▶ _Aim_
Check each line of the material. Copy those containing "century".
── Data provided ──
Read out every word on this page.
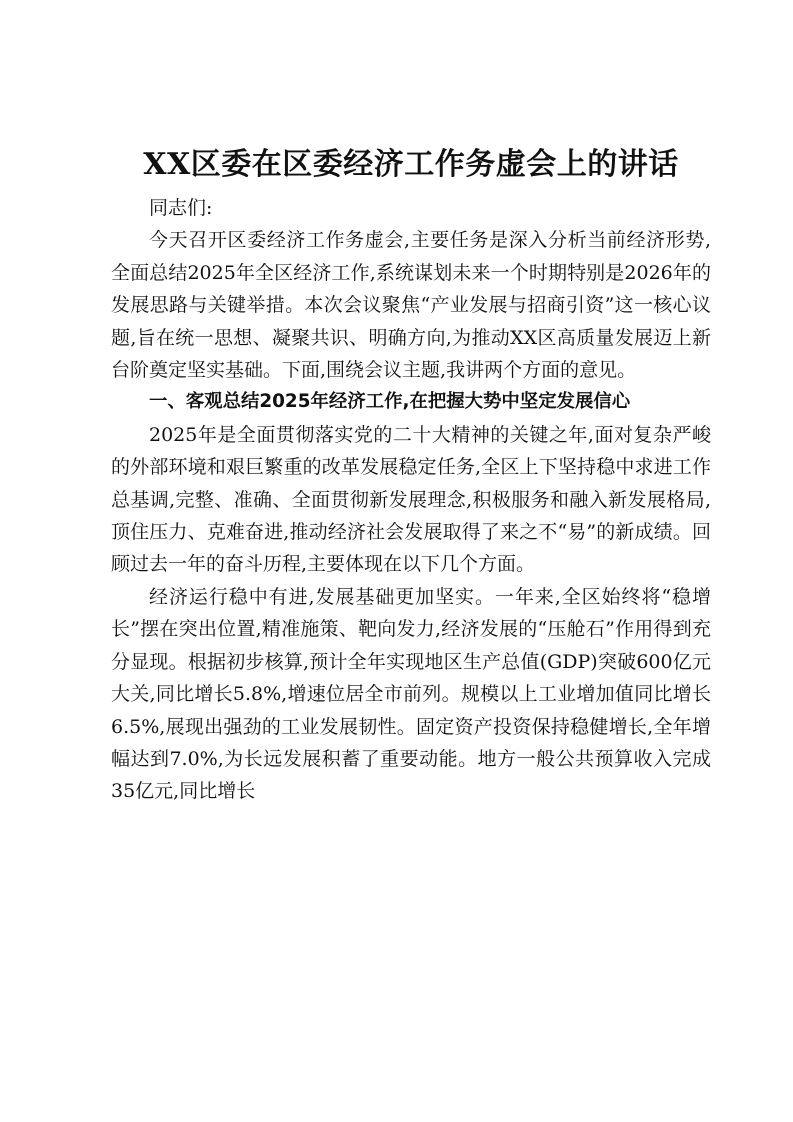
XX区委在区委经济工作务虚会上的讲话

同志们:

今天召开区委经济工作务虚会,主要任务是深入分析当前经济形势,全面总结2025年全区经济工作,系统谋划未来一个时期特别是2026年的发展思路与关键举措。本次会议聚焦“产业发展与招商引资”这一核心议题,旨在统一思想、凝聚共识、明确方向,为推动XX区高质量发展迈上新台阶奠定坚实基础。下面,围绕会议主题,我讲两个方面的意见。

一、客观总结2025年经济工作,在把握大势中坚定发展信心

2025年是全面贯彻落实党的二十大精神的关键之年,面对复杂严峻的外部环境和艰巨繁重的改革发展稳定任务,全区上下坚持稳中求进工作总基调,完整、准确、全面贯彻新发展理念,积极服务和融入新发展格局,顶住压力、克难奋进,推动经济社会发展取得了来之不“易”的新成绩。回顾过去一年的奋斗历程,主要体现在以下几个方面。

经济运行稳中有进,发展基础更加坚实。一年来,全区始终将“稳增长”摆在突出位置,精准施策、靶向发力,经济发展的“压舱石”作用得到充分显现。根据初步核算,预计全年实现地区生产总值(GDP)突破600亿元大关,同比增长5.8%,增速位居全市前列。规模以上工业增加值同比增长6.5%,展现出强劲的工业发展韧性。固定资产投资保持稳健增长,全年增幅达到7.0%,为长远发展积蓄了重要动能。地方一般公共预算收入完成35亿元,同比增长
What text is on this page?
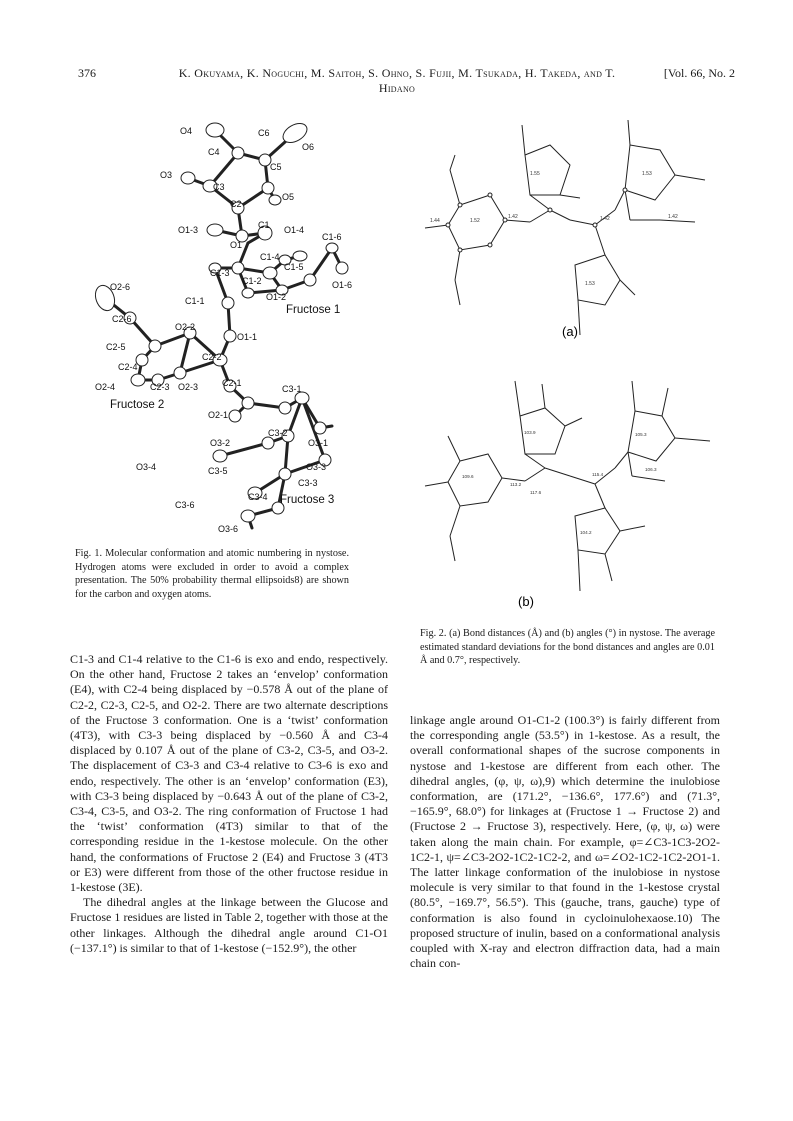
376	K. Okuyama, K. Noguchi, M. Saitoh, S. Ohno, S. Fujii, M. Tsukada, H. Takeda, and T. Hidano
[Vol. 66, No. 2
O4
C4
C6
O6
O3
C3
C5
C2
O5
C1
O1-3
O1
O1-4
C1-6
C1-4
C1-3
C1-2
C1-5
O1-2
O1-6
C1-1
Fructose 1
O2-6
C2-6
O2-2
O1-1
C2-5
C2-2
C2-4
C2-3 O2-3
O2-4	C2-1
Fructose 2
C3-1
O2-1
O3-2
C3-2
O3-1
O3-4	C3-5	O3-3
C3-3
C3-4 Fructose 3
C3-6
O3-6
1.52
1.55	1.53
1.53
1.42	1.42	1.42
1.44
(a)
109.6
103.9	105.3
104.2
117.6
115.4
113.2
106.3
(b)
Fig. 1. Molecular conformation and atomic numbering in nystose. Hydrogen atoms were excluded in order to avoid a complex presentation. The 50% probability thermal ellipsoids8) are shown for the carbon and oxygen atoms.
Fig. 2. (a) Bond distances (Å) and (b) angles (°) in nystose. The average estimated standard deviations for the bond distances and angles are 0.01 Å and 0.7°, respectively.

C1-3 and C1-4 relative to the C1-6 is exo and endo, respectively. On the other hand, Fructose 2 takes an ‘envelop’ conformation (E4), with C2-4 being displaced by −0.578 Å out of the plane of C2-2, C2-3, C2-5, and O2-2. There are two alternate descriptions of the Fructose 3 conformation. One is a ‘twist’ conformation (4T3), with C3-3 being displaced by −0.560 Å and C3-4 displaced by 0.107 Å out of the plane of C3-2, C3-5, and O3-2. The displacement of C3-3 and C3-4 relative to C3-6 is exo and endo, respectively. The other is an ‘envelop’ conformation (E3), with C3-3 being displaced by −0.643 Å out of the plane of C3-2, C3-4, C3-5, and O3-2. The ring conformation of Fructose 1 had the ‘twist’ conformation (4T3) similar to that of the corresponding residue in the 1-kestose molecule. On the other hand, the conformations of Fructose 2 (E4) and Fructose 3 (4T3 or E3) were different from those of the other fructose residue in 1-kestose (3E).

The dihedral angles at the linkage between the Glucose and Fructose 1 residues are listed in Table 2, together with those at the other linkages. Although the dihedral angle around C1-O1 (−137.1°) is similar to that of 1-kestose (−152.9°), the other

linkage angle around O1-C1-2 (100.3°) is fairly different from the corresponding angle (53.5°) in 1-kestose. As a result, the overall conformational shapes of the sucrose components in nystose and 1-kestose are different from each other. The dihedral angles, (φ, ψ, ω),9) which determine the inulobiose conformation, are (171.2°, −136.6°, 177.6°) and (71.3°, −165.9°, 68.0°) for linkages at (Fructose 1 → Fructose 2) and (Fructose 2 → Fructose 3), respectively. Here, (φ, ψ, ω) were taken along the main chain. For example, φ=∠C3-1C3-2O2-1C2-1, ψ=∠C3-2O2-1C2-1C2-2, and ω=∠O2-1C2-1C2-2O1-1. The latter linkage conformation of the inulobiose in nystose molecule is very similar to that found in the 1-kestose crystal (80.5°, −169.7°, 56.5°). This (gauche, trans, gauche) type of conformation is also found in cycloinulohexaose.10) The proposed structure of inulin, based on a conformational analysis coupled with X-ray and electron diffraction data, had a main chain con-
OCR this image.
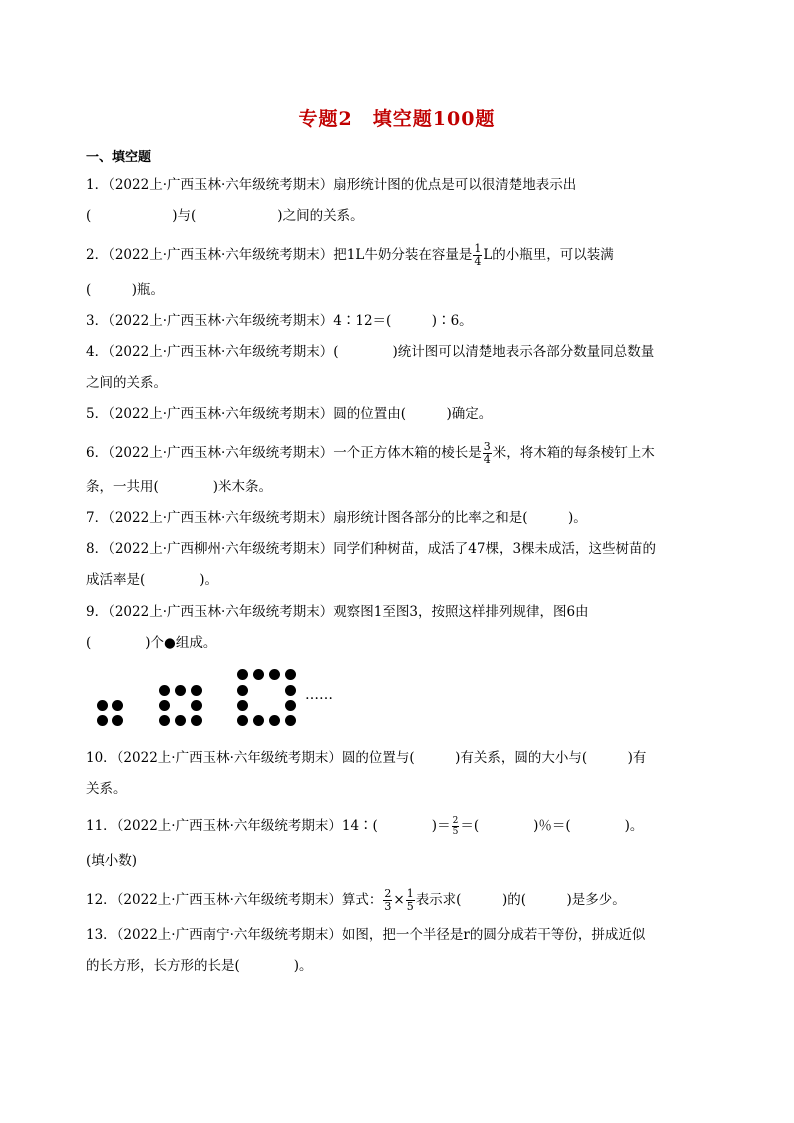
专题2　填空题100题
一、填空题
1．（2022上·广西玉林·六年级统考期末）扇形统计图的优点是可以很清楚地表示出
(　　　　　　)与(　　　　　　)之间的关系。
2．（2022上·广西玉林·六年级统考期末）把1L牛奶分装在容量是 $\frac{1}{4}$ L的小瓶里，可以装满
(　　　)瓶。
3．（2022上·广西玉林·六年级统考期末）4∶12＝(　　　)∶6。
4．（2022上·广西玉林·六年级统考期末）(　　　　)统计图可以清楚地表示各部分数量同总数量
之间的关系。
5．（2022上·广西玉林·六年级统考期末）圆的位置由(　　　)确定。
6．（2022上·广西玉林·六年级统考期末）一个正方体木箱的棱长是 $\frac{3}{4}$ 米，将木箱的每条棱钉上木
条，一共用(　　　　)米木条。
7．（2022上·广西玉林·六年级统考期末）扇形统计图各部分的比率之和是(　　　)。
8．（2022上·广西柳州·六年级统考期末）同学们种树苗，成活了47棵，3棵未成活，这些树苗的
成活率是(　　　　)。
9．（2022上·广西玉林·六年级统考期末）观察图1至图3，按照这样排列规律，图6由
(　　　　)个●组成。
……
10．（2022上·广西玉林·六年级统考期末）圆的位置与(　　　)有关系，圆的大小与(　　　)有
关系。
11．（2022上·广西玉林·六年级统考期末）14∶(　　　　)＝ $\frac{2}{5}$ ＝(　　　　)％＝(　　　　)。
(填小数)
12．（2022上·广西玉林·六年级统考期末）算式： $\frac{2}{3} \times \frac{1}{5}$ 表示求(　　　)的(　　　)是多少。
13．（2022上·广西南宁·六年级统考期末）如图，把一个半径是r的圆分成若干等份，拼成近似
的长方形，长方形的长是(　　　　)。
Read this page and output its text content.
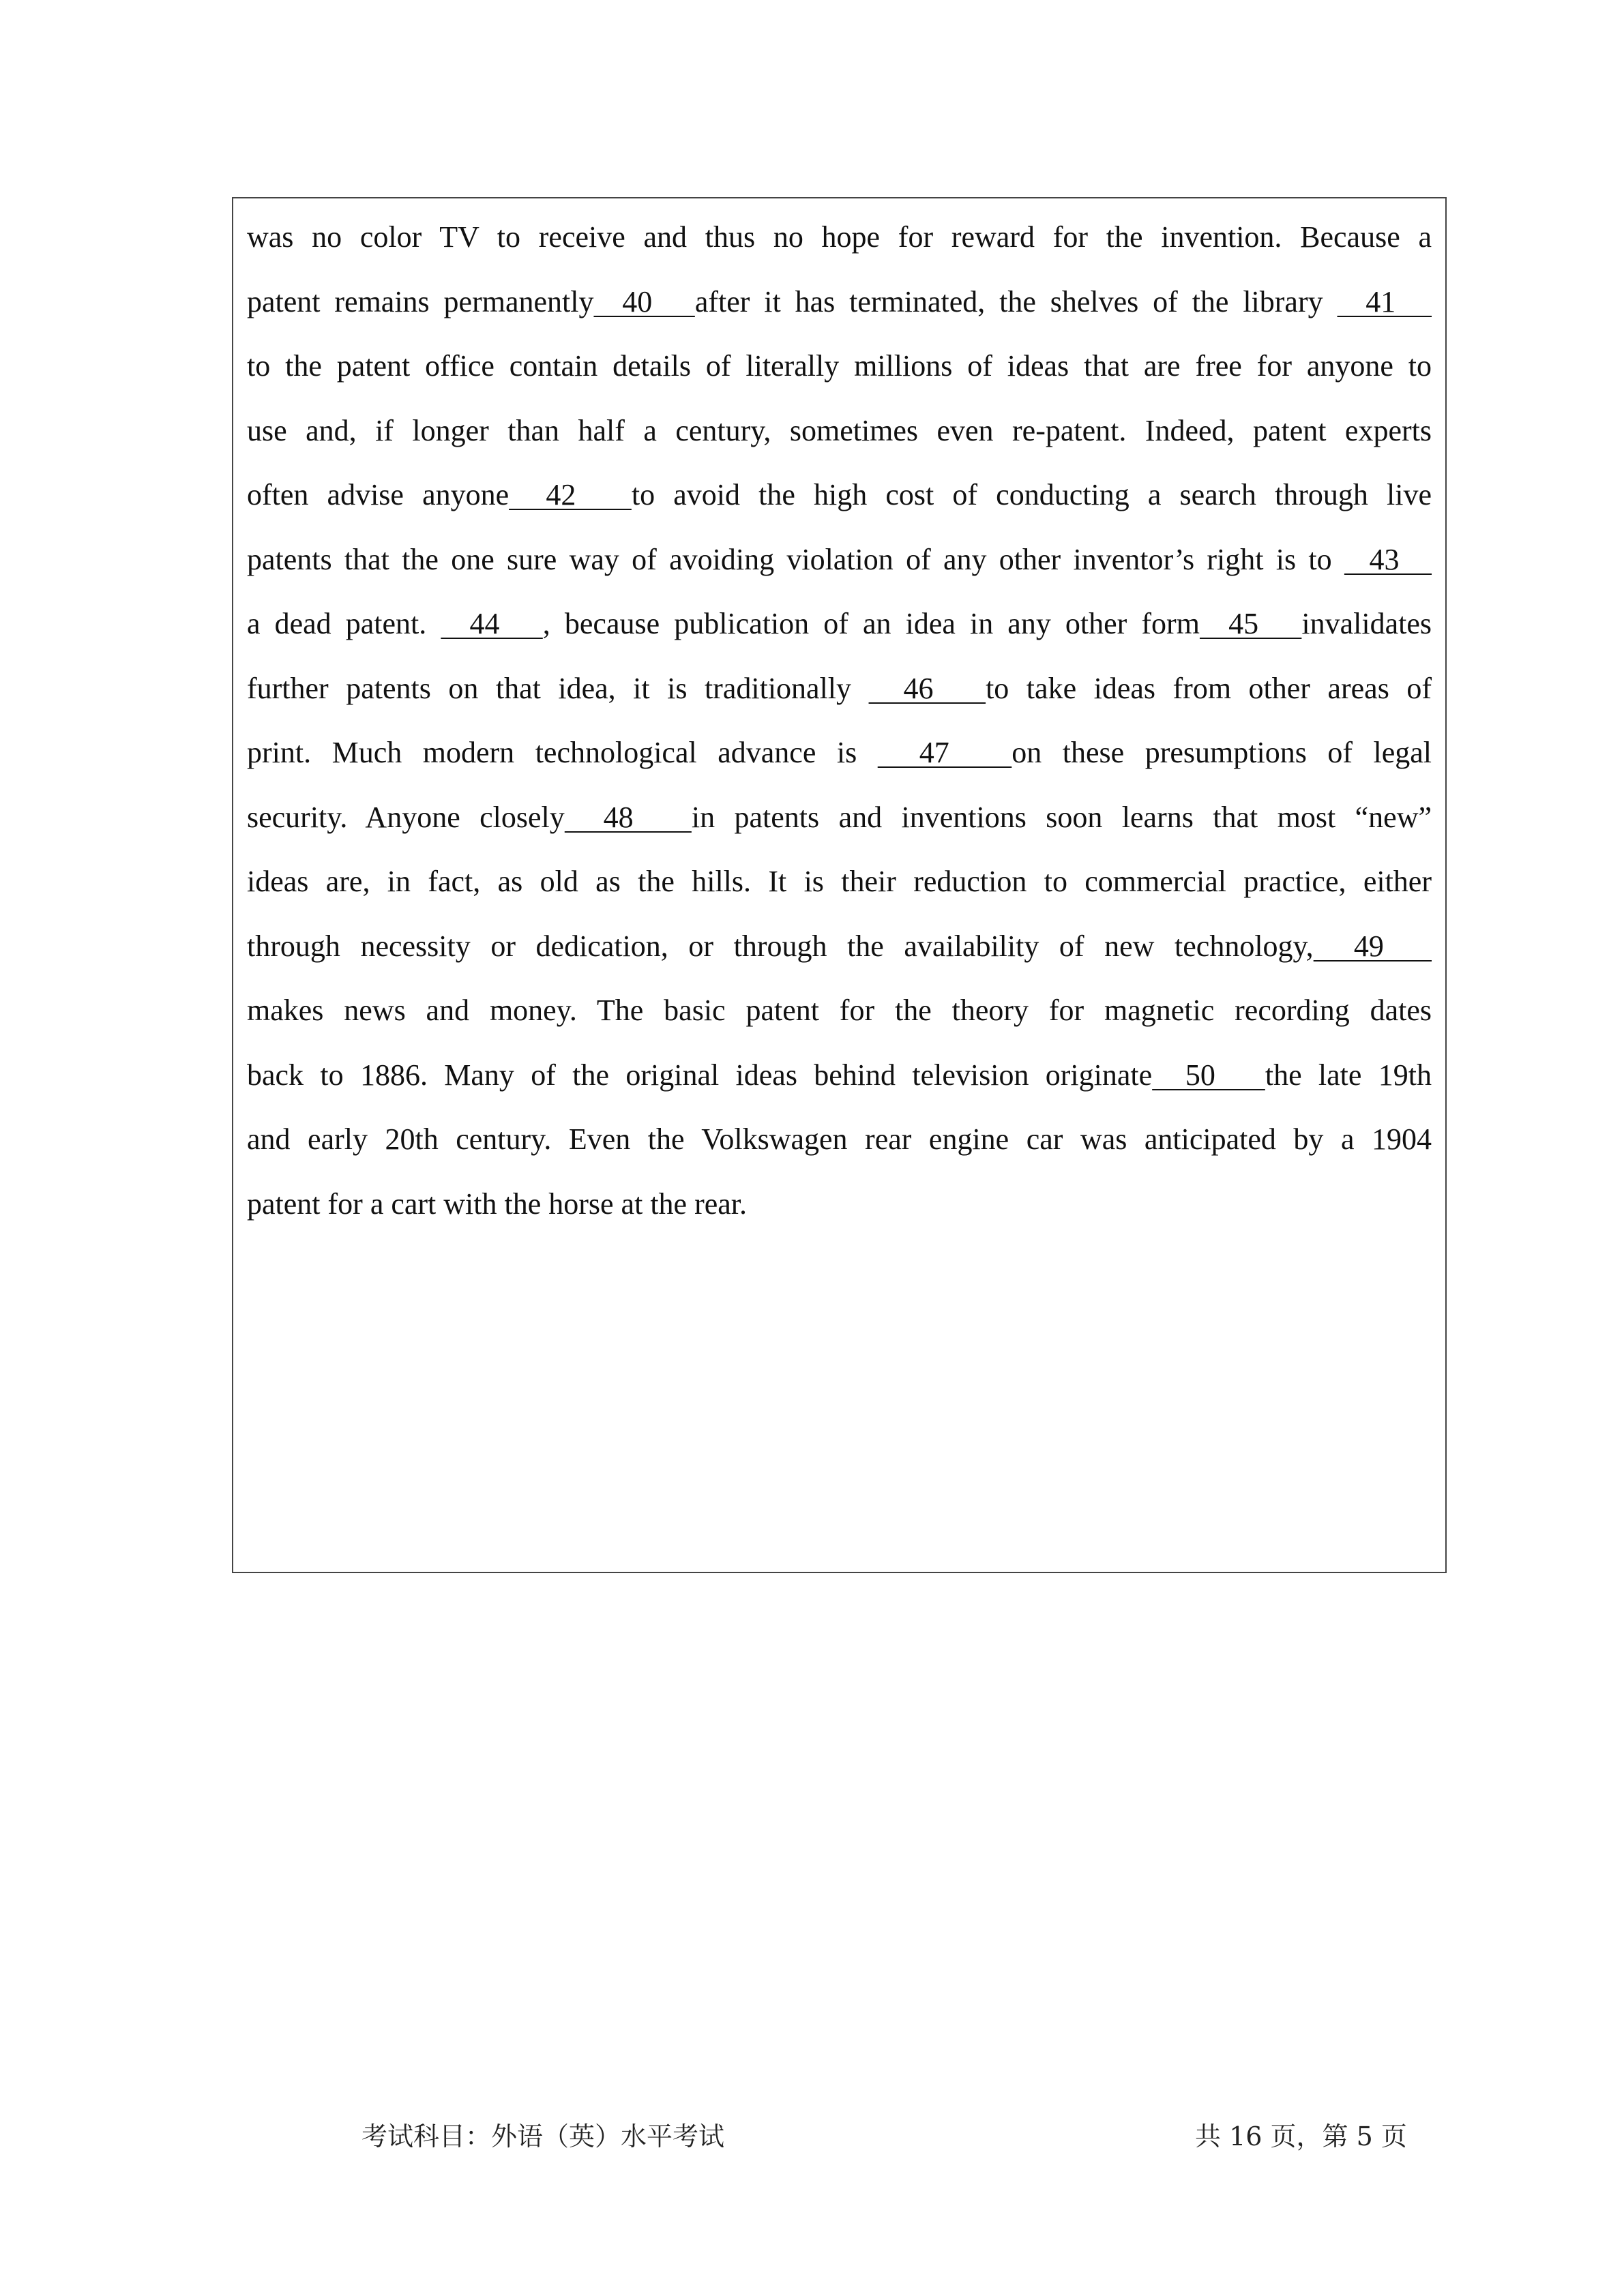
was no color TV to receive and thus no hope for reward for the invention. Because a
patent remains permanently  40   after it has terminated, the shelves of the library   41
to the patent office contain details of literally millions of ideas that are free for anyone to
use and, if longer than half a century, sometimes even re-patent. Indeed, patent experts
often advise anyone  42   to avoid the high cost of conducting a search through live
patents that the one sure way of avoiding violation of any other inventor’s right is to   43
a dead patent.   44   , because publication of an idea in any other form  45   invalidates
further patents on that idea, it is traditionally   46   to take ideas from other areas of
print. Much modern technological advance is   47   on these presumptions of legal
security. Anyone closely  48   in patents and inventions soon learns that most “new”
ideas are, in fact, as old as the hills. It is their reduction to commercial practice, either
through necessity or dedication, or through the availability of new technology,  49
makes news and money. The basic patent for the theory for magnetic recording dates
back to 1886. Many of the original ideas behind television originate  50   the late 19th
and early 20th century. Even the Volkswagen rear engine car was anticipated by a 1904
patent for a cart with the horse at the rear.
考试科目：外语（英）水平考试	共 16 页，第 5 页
───
▶ _Task output_
use and, if longer than half a century, sometimes even re-patent. Indeed, patent experts
and early 20th century. Even the Volkswagen rear engine car was anticipated by a 1904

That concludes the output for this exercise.